— Task description —
Search the material below for the string "data" and extract each line that has it.

— Entries —
============

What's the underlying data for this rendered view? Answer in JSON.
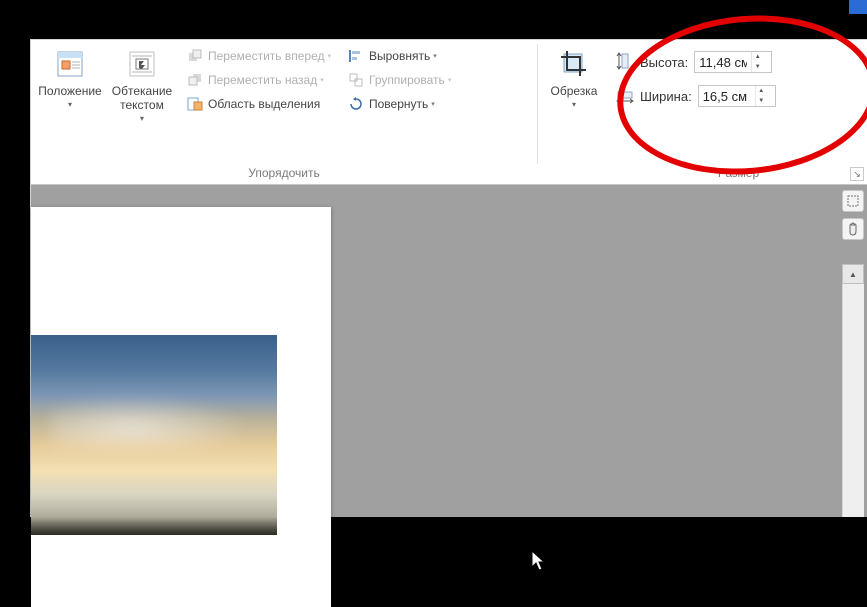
{
  "arrange": {
    "group_label": "Упорядочить",
    "position_label": "Положение",
    "wrap_label": "Обтекание текстом",
    "bring_forward": "Переместить вперед",
    "send_backward": "Переместить назад",
    "selection_pane": "Область выделения",
    "align": "Выровнять",
    "group": "Группировать",
    "rotate": "Повернуть"
  },
  "crop": {
    "group_label": "Обрезка",
    "crop_label": "Обрезка"
  },
  "size": {
    "group_label": "Размер",
    "height_label": "Высота:",
    "width_label": "Ширина:",
    "height_value": "11,48 см",
    "width_value": "16,5 см"
  }
}
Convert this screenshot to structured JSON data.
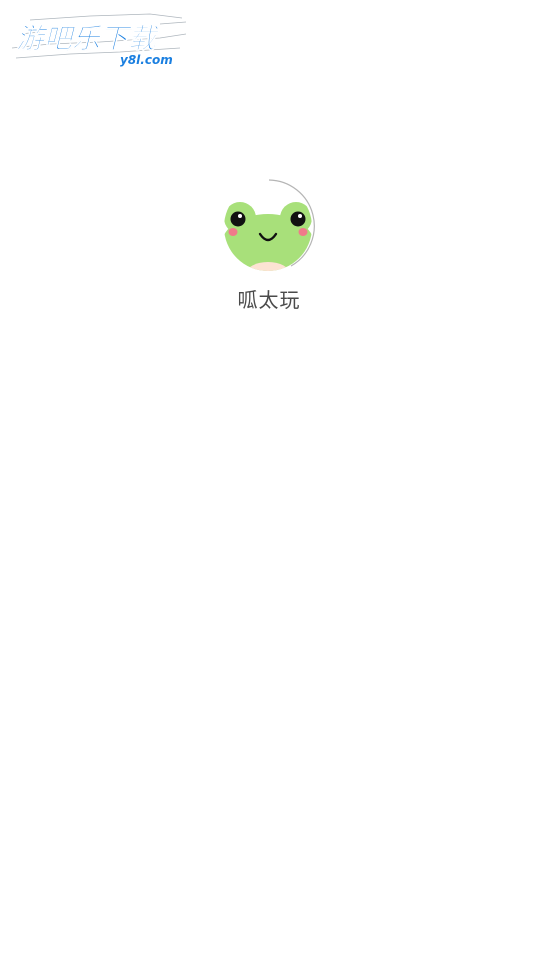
{
  "watermark": {
    "title": "游吧乐下载",
    "domain": "y8l.com",
    "color": "#1a7fe0"
  },
  "splash": {
    "app_name": "呱太玩",
    "icon": "frog-face-icon",
    "loading": "loading-ring"
  },
  "colors": {
    "background": "#ffffff",
    "frog_green": "#a8e07a",
    "cheek": "#f07a8a",
    "belly": "#fde3d3",
    "text": "#4a4a4a",
    "ring": "#b5b5b5"
  }
}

============

— Solution for this task —
What's the underlying data for this rendered view? Answer in JSON.
Convert this screenshot to structured JSON data.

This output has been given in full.